SHORT EXERCISE :: Identify the lines that contain the string "Output" and report only how many there are.

[Stored data]
□ □ □ □ □

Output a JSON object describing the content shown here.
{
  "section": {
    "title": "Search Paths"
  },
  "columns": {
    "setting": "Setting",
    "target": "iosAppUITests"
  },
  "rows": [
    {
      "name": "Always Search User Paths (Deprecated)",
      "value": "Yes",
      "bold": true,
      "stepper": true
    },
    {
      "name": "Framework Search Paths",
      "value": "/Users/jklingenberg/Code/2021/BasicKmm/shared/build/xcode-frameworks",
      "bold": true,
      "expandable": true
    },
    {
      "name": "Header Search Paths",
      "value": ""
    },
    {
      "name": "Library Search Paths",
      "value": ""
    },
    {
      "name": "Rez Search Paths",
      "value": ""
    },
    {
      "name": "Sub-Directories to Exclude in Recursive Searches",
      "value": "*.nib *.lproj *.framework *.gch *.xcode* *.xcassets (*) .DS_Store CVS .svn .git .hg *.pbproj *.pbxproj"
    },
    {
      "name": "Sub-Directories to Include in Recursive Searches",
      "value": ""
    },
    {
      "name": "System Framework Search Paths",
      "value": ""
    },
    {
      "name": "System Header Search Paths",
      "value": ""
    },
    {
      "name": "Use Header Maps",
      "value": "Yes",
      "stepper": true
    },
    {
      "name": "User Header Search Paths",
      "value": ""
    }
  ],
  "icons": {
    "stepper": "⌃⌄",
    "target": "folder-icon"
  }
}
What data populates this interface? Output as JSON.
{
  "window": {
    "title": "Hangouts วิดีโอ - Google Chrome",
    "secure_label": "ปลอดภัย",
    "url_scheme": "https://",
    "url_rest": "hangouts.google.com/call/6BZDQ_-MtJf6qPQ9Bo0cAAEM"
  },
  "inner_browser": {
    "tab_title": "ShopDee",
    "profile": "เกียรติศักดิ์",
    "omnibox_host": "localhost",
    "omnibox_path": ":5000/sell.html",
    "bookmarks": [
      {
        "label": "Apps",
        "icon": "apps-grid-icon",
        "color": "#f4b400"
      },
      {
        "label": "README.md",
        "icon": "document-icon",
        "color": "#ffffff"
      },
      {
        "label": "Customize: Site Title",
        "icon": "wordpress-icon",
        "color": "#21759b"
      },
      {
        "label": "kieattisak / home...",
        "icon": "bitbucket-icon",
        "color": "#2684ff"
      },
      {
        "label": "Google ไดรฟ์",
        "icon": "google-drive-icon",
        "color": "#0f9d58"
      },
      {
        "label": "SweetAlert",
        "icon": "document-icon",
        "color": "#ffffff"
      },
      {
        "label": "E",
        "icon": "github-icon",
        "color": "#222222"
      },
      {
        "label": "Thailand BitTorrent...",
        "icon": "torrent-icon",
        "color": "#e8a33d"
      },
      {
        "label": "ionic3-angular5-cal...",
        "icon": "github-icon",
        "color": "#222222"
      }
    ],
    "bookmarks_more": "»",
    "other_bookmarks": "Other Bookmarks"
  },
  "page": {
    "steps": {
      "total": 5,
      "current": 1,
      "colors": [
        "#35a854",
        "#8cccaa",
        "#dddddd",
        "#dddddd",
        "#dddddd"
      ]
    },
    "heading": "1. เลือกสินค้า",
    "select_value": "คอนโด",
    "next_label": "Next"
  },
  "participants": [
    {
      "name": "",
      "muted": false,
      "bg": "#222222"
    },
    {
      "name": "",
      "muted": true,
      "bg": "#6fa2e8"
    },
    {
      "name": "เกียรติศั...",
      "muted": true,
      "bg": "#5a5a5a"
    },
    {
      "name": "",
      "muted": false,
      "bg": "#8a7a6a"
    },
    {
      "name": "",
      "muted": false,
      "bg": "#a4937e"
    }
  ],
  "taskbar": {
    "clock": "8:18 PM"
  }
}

□ □ □ □ □

THE RESULT :: 2